> _Your goal_
Write out every record below exactly as it appears.

[Rows from a dataset]
·····

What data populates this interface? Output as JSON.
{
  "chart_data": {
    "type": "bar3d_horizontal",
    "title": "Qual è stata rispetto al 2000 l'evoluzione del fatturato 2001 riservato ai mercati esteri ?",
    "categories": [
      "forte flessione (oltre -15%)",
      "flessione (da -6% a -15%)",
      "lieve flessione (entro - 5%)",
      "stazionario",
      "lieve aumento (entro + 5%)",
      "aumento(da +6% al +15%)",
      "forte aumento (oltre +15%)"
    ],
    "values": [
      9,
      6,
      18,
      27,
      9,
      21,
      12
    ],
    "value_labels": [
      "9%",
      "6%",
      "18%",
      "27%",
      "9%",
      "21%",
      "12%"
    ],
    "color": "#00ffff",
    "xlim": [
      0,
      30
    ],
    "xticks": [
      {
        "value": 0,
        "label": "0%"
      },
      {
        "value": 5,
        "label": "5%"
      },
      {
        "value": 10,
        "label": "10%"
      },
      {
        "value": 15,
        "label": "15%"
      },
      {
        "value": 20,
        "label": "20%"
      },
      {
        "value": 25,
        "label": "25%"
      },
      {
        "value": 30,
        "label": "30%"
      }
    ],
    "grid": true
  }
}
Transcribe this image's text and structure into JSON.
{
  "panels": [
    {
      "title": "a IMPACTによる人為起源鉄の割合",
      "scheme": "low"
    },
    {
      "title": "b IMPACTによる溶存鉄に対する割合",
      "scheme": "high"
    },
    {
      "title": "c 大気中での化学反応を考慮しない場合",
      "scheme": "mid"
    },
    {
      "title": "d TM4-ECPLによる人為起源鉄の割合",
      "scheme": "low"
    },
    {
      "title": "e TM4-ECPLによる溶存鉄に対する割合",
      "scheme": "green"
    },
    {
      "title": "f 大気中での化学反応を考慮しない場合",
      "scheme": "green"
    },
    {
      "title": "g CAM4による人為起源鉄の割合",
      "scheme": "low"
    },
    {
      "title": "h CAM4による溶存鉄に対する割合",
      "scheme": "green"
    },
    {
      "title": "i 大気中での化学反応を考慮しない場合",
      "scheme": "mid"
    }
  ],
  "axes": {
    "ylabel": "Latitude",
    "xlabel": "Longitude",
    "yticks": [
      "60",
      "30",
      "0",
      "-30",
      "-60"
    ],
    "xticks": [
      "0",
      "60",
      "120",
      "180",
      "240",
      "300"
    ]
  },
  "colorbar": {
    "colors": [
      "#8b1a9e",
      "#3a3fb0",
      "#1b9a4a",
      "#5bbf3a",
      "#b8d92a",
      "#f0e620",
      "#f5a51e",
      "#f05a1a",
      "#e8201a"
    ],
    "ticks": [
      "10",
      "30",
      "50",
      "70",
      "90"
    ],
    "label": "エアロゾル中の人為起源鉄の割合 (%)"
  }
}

·····

> _Result for this task_
What data populates this interface? Output as JSON.
{
  "chart_data": {
    "type": "bar3d_horizontal",
    "title": "Qual è stata rispetto al 2000 l'evoluzione del fatturato 2001 riservato ai mercati esteri ?",
    "categories": [
      "forte flessione (oltre -15%)",
      "flessione (da -6% a -15%)",
      "lieve flessione (entro - 5%)",
      "stazionario",
      "lieve aumento (entro + 5%)",
      "aumento(da +6% al +15%)",
      "forte aumento (oltre +15%)"
    ],
    "values": [
      9,
      6,
      18,
      27,
      9,
      21,
      12
    ],
    "value_labels": [
      "9%",
      "6%",
      "18%",
      "27%",
      "9%",
      "21%",
      "12%"
    ],
    "color": "#00ffff",
    "xlim": [
      0,
      30
    ],
    "xticks": [
      {
        "value": 0,
        "label": "0%"
      },
      {
        "value": 5,
        "label": "5%"
      },
      {
        "value": 10,
        "label": "10%"
      },
      {
        "value": 15,
        "label": "15%"
      },
      {
        "value": 20,
        "label": "20%"
      },
      {
        "value": 25,
        "label": "25%"
      },
      {
        "value": 30,
        "label": "30%"
      }
    ],
    "grid": true
  }
}
Transcribe this image's text and structure into JSON.
{
  "panels": [
    {
      "title": "a IMPACTによる人為起源鉄の割合",
      "scheme": "low"
    },
    {
      "title": "b IMPACTによる溶存鉄に対する割合",
      "scheme": "high"
    },
    {
      "title": "c 大気中での化学反応を考慮しない場合",
      "scheme": "mid"
    },
    {
      "title": "d TM4-ECPLによる人為起源鉄の割合",
      "scheme": "low"
    },
    {
      "title": "e TM4-ECPLによる溶存鉄に対する割合",
      "scheme": "green"
    },
    {
      "title": "f 大気中での化学反応を考慮しない場合",
      "scheme": "green"
    },
    {
      "title": "g CAM4による人為起源鉄の割合",
      "scheme": "low"
    },
    {
      "title": "h CAM4による溶存鉄に対する割合",
      "scheme": "green"
    },
    {
      "title": "i 大気中での化学反応を考慮しない場合",
      "scheme": "mid"
    }
  ],
  "axes": {
    "ylabel": "Latitude",
    "xlabel": "Longitude",
    "yticks": [
      "60",
      "30",
      "0",
      "-30",
      "-60"
    ],
    "xticks": [
      "0",
      "60",
      "120",
      "180",
      "240",
      "300"
    ]
  },
  "colorbar": {
    "colors": [
      "#8b1a9e",
      "#3a3fb0",
      "#1b9a4a",
      "#5bbf3a",
      "#b8d92a",
      "#f0e620",
      "#f5a51e",
      "#f05a1a",
      "#e8201a"
    ],
    "ticks": [
      "10",
      "30",
      "50",
      "70",
      "90"
    ],
    "label": "エアロゾル中の人為起源鉄の割合 (%)"
  }
}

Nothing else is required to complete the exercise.